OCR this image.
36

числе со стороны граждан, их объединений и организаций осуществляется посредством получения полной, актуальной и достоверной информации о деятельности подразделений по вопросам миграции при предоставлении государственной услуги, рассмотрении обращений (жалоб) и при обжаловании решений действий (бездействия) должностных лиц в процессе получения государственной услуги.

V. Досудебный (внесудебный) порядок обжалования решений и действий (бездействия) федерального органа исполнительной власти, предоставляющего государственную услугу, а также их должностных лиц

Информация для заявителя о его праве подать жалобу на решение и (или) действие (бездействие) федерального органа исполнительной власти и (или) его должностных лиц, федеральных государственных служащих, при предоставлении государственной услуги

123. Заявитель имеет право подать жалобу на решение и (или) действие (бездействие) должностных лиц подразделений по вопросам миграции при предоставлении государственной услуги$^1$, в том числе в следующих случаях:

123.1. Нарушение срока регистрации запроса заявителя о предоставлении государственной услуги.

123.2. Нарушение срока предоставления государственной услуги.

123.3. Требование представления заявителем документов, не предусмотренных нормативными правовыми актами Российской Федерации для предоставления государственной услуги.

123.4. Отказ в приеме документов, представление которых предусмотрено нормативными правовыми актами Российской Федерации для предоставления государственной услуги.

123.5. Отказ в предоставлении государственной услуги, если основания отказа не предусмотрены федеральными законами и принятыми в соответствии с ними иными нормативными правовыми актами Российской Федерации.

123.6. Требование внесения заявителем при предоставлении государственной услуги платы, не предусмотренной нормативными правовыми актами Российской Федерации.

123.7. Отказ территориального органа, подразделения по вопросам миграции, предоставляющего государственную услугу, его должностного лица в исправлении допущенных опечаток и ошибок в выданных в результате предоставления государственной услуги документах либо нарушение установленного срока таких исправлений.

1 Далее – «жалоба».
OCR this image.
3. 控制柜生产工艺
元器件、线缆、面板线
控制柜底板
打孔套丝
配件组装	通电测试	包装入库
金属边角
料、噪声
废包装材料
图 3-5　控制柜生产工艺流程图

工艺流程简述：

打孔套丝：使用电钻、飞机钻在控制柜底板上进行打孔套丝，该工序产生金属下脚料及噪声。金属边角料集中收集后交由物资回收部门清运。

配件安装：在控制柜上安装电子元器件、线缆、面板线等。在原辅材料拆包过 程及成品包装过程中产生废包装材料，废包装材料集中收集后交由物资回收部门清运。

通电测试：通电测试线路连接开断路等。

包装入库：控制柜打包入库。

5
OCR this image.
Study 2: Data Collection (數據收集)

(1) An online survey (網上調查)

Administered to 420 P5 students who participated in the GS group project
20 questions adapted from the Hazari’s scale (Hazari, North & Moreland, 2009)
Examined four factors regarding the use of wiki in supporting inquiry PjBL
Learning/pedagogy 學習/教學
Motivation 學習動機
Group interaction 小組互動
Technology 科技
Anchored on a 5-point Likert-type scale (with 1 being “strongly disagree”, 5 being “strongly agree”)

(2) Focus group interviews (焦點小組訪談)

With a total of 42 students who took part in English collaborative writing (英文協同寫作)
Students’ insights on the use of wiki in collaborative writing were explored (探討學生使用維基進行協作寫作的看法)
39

==========

■ **STATED PROBLEM**: State only how many lines in the material include "writing".

■ **RESPONSE TO THIS TASK**: 2